JOB: Pick out each line of the records that includes the string "قرية", and copy it.

(Collection entries)
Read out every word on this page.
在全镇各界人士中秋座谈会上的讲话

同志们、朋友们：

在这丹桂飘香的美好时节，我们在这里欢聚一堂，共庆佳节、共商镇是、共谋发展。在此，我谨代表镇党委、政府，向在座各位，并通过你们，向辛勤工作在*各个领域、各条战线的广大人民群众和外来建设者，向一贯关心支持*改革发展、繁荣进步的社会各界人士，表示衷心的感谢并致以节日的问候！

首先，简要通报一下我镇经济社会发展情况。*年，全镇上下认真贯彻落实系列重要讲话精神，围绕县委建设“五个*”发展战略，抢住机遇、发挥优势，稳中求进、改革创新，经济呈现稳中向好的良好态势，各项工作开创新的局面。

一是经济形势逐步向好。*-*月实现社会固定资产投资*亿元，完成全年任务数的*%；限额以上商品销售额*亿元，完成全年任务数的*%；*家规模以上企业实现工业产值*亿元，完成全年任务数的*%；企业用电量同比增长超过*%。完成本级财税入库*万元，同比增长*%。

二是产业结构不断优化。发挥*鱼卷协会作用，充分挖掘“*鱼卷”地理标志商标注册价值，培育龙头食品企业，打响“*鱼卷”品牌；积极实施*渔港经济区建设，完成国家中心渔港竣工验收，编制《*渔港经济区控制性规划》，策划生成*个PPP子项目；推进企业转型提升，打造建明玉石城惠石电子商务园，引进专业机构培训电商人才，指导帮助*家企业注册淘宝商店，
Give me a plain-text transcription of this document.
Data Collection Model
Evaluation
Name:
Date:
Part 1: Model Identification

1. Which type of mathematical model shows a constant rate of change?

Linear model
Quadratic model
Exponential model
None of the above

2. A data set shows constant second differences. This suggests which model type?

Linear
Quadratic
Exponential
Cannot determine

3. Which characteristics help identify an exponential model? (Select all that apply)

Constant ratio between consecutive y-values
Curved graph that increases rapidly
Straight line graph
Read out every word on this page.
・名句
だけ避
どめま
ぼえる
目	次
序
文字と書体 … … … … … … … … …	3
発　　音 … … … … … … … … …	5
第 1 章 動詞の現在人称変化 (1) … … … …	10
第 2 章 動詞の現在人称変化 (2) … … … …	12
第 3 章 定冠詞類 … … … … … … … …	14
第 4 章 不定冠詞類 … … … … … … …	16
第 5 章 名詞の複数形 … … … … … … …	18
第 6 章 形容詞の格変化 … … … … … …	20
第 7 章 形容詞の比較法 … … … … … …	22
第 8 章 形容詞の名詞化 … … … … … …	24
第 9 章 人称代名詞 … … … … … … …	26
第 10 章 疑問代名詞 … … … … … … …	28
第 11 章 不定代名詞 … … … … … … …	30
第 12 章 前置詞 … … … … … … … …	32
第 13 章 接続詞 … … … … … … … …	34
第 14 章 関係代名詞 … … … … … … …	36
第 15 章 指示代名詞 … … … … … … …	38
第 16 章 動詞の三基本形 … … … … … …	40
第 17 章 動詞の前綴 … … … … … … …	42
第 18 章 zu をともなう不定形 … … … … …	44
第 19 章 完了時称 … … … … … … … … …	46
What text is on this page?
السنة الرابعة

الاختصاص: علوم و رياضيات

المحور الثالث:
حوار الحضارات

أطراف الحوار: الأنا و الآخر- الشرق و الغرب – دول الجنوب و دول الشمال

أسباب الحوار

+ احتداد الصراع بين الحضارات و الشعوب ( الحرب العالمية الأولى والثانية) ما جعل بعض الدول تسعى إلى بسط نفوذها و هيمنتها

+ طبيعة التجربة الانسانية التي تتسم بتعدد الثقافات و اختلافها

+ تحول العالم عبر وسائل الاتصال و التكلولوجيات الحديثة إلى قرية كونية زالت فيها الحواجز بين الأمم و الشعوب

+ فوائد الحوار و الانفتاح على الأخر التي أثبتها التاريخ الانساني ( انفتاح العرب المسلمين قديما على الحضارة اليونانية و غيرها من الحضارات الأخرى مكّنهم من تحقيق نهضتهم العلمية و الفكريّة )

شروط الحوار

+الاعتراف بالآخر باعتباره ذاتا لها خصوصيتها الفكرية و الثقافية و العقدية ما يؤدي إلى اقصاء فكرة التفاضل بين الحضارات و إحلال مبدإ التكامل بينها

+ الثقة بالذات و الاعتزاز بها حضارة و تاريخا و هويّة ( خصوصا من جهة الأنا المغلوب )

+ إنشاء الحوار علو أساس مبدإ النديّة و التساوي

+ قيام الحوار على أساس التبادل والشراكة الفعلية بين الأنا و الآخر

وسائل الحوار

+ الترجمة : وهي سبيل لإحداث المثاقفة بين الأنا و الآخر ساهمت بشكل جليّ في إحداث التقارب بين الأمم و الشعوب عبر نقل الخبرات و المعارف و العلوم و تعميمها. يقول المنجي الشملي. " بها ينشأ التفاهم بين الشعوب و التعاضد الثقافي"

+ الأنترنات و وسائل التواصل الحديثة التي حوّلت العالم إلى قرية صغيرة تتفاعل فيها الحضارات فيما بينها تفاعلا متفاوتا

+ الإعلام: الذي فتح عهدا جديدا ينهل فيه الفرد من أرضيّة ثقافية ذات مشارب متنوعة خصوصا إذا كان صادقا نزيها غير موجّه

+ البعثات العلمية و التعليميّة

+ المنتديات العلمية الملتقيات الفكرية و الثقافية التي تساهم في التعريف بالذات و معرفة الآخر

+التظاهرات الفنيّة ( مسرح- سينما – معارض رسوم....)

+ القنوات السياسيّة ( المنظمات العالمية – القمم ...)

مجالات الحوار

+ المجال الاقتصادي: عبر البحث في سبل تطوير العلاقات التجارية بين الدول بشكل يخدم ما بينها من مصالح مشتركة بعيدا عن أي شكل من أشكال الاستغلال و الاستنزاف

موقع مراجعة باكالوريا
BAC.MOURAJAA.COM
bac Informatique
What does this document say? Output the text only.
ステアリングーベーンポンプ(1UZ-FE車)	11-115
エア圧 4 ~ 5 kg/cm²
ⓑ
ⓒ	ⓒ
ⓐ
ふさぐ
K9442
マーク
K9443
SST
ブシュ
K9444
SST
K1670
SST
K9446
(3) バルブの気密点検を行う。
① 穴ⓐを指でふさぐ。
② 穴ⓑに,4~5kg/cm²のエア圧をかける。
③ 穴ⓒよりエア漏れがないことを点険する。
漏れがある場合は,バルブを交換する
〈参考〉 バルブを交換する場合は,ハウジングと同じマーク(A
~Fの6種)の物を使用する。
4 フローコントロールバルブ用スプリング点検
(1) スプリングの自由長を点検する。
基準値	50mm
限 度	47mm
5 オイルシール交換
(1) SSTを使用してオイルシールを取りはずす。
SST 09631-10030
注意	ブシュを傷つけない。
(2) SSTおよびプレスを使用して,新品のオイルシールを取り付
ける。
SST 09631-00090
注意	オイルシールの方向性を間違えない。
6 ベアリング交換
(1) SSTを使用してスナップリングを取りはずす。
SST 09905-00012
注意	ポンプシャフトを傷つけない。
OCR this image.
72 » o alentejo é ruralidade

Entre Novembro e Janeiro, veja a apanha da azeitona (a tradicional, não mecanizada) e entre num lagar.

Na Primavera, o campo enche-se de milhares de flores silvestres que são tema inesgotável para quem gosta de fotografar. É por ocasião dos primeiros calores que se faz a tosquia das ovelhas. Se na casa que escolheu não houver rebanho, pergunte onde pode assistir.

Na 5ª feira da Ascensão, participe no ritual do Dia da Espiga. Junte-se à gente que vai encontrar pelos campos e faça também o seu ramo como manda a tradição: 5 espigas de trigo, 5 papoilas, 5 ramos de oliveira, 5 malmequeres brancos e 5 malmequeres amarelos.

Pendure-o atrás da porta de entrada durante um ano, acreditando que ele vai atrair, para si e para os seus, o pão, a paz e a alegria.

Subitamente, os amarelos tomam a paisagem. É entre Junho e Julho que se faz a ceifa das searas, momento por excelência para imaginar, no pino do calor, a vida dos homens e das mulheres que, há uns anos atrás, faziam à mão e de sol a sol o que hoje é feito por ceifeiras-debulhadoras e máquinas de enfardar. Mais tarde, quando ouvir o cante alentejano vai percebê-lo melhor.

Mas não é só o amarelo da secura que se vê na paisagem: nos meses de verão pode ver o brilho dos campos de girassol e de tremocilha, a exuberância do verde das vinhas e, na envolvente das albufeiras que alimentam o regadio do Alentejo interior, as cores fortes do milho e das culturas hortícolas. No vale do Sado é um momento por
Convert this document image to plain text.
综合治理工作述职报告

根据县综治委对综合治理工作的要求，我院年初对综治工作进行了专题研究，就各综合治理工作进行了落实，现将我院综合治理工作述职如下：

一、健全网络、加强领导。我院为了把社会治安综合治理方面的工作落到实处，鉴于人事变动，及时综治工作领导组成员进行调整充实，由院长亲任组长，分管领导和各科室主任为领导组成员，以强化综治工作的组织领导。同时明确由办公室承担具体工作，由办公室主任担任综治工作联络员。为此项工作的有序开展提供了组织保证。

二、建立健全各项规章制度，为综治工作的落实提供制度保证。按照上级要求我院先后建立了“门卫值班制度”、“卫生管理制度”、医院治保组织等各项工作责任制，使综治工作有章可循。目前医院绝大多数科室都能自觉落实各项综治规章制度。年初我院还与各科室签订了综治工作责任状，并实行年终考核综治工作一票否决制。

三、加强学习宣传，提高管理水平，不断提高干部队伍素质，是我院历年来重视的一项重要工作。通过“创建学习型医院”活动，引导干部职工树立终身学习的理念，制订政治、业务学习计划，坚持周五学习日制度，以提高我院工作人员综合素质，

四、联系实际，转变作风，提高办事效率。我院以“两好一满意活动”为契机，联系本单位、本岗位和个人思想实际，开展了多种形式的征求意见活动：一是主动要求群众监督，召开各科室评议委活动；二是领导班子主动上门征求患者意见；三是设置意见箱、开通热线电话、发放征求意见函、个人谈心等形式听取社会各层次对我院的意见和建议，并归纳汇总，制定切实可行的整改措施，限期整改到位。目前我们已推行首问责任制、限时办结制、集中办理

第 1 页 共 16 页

ANSWER FOR THE TASK:
+ تحول العالم عبر وسائل الاتصال و التكلولوجيات الحديثة إلى قرية كونية زالت فيها الحواجز بين الأمم و الشعوب
+ الأنترنات و وسائل التواصل الحديثة التي حوّلت العالم إلى قرية صغيرة تتفاعل فيها الحضارات فيما بينها تفاعلا متفاوتا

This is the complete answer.